# The exercise:
Report every line in the listing that contains the string "Road".

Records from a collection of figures
※

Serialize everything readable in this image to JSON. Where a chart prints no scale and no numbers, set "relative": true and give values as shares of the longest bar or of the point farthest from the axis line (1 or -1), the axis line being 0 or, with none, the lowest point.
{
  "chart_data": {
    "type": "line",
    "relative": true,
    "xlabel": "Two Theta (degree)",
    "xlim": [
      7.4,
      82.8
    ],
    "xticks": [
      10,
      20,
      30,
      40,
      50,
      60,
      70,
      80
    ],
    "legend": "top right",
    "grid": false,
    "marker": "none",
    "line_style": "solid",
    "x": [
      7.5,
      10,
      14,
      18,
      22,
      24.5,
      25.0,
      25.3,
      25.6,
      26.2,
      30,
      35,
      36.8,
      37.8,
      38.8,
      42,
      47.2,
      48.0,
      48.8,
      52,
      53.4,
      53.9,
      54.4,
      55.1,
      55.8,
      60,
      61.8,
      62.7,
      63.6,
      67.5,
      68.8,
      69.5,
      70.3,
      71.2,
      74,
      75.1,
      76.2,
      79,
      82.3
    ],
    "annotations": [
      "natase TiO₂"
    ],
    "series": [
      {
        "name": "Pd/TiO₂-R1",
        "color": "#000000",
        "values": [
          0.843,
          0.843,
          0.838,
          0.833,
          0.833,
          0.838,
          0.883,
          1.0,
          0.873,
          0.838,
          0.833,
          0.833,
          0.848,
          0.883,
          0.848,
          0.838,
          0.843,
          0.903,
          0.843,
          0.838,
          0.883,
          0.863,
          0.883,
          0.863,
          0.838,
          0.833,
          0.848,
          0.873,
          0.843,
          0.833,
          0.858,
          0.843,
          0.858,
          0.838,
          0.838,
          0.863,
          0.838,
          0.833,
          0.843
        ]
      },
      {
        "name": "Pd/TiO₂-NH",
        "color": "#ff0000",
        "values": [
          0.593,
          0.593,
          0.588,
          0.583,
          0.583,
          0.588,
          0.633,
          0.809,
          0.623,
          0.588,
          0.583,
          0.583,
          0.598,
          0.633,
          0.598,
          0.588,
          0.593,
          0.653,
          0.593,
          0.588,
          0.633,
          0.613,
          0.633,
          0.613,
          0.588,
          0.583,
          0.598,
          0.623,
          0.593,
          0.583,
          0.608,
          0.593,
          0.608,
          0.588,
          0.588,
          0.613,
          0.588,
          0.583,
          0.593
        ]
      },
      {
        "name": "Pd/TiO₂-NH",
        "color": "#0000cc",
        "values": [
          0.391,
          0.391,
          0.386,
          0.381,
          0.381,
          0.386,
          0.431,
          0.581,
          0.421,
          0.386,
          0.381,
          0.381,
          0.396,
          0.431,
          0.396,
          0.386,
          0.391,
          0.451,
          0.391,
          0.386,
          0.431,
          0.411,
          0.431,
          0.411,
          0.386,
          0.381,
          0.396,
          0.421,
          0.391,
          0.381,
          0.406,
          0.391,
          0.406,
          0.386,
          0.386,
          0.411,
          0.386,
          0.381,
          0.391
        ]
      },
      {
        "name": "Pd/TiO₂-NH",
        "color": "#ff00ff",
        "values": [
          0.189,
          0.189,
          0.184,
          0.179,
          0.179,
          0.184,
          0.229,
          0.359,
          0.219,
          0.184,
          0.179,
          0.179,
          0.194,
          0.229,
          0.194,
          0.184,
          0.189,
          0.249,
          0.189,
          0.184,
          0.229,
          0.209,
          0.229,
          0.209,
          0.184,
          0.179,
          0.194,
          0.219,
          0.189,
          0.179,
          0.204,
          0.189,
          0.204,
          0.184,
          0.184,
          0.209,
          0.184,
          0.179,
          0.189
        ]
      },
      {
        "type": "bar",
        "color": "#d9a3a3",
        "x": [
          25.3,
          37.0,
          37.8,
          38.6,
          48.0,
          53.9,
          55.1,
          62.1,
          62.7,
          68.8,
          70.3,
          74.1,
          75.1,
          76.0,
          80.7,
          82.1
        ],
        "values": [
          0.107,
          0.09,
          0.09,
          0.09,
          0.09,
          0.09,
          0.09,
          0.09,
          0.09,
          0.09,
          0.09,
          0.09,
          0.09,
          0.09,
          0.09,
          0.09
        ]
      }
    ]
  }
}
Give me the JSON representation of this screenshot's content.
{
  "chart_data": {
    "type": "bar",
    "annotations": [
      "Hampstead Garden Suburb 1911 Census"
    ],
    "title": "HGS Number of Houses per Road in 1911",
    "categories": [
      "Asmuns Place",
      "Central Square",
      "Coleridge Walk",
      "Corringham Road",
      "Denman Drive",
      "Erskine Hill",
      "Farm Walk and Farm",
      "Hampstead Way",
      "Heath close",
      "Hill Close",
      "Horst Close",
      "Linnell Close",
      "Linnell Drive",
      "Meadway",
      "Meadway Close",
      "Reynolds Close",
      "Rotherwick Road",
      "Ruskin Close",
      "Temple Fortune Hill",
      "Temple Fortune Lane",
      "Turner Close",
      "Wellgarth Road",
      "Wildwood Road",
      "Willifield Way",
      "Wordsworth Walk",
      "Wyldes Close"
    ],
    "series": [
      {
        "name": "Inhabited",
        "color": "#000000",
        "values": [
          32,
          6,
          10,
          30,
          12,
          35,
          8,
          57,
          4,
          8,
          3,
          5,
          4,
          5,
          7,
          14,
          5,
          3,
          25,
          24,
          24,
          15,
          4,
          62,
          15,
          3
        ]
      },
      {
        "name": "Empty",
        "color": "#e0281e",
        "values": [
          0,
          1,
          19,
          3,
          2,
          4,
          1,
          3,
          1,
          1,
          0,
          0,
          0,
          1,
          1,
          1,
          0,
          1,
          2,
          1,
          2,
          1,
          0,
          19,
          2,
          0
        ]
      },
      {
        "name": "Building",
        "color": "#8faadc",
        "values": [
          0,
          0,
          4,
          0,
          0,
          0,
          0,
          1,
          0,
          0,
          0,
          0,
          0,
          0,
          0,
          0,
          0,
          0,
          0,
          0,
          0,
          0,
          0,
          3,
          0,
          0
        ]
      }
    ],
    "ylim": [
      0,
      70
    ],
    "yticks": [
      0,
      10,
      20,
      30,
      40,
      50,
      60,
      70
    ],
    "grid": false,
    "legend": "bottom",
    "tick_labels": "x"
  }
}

※

# Answer for the task:
    "title": "HGS Number of Houses per Road in 1911",
      "Corringham Road",
      "Rotherwick Road",
      "Wellgarth Road",
      "Wildwood Road",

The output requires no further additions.